* [The task]: Copy every line of the records below where the word "ylabel" occurs.
── Items ──
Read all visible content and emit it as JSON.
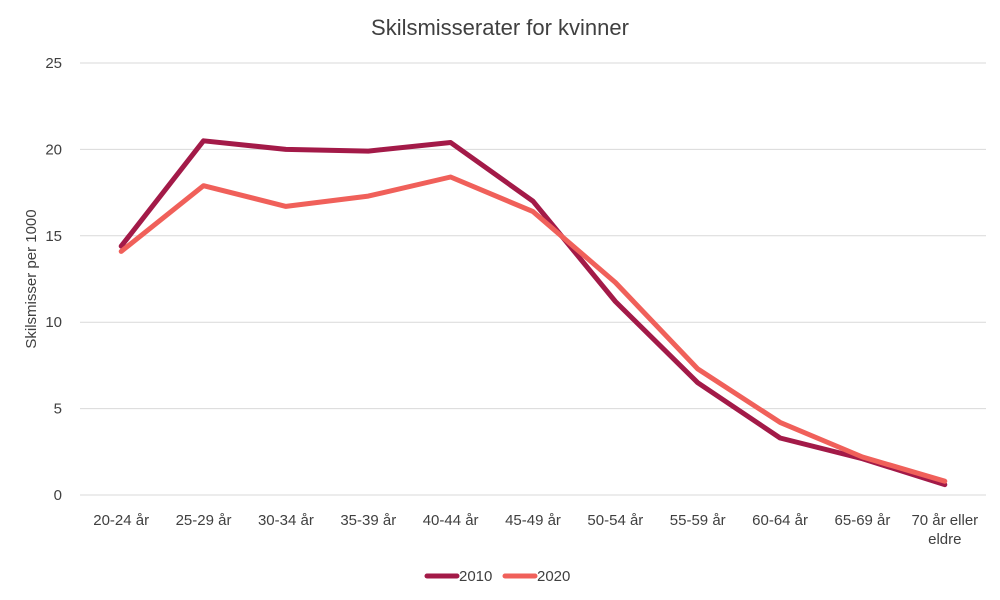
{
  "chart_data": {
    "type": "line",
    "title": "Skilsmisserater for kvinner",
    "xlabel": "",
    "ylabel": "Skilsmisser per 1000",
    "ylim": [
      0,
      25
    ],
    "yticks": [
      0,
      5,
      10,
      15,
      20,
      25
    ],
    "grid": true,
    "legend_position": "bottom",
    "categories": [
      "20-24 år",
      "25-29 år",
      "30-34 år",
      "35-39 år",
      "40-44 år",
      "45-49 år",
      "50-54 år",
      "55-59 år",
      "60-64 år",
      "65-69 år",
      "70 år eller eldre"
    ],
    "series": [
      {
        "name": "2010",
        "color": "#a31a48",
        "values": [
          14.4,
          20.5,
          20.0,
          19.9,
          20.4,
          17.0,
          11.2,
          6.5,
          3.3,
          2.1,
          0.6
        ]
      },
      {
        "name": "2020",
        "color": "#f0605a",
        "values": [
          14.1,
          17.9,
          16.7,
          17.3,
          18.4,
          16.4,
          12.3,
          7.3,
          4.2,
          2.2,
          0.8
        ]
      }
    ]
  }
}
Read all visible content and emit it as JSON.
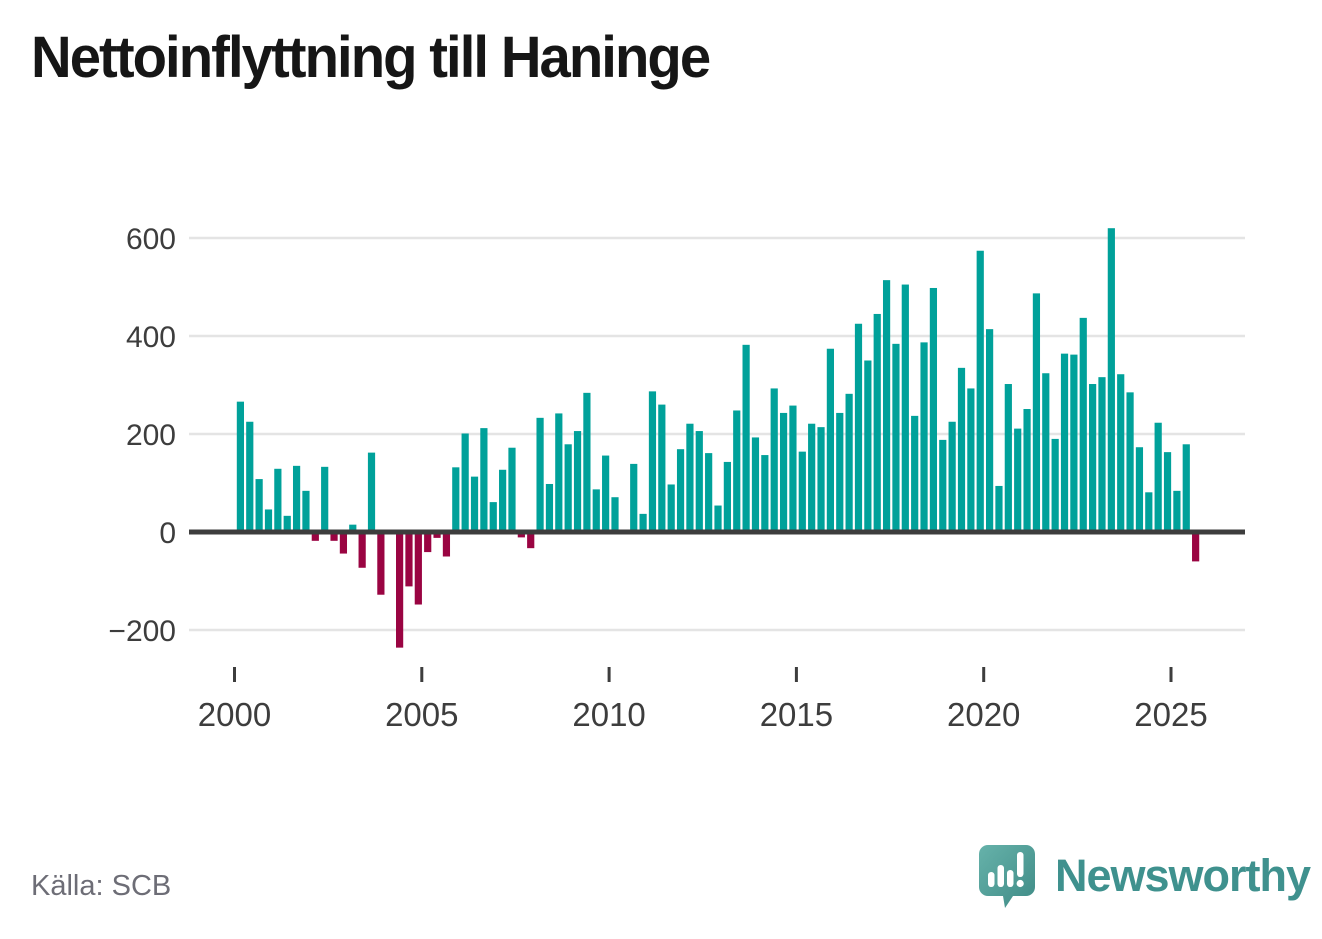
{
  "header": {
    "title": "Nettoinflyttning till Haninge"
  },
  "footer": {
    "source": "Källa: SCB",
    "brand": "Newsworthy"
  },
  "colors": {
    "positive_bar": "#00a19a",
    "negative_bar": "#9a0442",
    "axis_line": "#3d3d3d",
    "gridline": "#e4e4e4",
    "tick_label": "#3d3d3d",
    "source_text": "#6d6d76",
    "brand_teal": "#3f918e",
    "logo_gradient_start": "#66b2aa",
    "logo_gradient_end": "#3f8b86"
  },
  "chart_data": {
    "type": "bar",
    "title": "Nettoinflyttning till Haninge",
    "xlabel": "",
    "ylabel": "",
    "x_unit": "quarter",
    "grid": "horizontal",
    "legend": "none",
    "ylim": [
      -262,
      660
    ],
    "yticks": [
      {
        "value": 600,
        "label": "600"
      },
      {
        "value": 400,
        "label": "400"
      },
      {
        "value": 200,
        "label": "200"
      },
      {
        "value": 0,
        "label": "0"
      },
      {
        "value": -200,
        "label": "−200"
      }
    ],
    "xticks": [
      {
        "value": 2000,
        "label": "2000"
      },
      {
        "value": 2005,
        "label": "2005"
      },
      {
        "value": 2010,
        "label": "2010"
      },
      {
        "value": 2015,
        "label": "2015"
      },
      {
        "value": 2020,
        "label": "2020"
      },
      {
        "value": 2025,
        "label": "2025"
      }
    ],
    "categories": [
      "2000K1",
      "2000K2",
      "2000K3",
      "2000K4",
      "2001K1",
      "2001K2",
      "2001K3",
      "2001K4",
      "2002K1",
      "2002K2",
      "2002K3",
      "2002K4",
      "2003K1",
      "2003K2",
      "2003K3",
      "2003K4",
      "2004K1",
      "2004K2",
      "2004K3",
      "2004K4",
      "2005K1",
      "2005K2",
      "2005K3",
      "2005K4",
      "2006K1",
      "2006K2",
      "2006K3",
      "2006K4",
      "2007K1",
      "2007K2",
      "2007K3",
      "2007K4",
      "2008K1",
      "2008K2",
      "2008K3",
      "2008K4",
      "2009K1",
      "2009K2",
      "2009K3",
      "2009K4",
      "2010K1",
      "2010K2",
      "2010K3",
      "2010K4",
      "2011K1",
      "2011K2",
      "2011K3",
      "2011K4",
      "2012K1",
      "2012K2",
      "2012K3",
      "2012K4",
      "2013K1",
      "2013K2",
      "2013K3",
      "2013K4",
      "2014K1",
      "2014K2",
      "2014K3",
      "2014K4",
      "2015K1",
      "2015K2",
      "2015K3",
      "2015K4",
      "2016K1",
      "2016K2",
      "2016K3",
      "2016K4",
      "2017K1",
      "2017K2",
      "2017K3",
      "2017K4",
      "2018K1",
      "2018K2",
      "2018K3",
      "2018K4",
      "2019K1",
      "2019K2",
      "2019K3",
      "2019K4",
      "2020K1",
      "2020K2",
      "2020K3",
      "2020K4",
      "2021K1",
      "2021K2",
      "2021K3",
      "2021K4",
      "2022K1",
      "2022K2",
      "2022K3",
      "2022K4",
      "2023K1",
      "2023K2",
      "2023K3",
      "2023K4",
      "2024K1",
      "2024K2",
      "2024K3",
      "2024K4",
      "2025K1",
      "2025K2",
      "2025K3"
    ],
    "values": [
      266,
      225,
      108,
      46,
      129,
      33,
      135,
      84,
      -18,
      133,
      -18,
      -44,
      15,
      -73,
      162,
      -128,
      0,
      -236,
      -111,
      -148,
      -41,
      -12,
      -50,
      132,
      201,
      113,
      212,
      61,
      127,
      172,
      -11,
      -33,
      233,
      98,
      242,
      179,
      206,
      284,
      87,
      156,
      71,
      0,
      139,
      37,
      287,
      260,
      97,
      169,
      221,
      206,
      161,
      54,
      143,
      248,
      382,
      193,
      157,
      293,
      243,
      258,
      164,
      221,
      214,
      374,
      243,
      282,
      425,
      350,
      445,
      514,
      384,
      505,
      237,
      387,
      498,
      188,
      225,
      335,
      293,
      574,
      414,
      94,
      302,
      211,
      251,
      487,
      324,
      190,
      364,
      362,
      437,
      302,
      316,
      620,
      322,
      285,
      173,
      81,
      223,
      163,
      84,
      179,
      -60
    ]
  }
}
───
* [Result of the exercise]:
    "ylabel": "Skilsmisser per 1000",
    "ylabel": "",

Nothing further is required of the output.